• _TASK INSTRUCTIONS_: Hunt for the word "bills" across the entries below, copying each line that holds it.
== EXTRACTED DATA
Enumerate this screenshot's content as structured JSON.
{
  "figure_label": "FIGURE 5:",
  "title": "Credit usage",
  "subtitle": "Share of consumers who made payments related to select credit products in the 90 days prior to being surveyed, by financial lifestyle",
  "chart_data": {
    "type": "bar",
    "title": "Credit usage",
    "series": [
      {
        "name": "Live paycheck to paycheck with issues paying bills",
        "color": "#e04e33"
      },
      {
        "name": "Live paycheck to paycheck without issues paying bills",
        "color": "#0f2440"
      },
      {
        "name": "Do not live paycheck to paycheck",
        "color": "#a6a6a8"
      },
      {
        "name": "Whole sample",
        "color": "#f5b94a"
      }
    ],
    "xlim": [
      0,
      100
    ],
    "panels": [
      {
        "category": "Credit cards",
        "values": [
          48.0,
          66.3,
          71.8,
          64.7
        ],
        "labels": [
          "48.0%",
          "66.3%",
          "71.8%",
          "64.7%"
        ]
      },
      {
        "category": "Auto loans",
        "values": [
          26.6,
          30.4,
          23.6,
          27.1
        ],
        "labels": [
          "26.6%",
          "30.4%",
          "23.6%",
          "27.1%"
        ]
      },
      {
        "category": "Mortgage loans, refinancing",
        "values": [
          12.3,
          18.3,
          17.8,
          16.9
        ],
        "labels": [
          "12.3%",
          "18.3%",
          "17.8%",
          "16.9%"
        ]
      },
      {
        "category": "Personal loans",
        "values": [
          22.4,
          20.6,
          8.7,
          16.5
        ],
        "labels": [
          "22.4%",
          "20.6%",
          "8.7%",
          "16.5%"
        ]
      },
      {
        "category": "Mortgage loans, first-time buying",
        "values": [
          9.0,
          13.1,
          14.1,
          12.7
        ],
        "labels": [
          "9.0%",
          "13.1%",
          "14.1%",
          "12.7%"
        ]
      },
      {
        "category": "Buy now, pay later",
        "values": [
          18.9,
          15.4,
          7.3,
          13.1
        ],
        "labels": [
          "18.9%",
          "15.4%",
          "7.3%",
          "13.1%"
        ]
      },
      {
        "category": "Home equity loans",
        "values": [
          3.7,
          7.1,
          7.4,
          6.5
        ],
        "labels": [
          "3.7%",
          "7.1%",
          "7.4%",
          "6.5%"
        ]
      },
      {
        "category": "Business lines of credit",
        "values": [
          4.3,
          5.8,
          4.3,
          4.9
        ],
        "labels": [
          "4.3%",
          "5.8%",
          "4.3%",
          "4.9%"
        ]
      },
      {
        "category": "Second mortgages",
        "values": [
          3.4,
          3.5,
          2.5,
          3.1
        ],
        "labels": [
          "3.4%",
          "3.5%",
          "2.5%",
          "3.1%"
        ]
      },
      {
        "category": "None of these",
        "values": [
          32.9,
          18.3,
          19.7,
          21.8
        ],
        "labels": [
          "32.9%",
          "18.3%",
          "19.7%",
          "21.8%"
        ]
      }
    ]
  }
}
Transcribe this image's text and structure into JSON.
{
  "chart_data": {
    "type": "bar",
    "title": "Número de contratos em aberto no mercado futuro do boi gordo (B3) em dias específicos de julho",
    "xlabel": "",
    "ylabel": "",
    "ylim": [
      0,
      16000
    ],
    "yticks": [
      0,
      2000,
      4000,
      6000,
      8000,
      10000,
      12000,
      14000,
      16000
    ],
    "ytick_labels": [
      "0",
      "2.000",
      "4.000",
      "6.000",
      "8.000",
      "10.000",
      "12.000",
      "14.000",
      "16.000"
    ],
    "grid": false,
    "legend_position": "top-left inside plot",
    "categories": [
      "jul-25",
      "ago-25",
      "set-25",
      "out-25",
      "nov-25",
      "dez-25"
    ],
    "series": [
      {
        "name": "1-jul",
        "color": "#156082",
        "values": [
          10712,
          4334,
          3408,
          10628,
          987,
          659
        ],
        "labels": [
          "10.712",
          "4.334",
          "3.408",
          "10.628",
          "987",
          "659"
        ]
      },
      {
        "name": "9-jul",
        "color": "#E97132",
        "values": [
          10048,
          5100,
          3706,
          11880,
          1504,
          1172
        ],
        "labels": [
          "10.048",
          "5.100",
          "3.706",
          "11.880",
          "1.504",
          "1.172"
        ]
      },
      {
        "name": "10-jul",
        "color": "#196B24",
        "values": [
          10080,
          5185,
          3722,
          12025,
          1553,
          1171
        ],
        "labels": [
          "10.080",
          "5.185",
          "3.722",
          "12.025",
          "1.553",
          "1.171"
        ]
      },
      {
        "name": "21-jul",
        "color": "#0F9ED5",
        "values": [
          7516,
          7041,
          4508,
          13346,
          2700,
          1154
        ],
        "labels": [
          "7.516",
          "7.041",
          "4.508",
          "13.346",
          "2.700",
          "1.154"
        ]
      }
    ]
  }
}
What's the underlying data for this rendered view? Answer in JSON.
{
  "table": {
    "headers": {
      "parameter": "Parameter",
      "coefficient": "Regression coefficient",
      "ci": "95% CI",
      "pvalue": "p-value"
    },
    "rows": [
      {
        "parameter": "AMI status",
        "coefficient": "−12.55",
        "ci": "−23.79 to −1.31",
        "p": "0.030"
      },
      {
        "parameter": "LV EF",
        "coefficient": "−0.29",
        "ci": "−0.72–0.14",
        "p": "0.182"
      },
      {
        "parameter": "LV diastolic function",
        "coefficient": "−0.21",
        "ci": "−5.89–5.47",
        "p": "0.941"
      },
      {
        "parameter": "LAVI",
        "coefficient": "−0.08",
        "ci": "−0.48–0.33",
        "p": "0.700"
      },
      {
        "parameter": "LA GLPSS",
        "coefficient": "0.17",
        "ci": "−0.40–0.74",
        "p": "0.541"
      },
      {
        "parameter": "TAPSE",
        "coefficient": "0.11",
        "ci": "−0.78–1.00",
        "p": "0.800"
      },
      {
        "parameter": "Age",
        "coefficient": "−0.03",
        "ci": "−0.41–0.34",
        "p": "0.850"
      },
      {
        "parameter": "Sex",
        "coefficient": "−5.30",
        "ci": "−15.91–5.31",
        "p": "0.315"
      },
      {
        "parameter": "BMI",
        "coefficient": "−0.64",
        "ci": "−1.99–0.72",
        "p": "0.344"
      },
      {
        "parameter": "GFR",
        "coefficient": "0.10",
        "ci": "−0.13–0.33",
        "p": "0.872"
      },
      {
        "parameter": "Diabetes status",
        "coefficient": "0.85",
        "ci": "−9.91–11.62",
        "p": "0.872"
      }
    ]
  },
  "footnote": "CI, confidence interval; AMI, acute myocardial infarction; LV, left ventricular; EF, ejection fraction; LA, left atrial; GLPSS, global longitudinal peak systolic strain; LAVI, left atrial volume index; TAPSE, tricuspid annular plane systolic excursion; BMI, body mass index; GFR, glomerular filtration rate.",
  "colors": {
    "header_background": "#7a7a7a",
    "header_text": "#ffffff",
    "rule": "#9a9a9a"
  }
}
====
• _RESULT OF THE TASK_:
        "name": "Live paycheck to paycheck with issues paying bills",
        "name": "Live paycheck to paycheck without issues paying bills",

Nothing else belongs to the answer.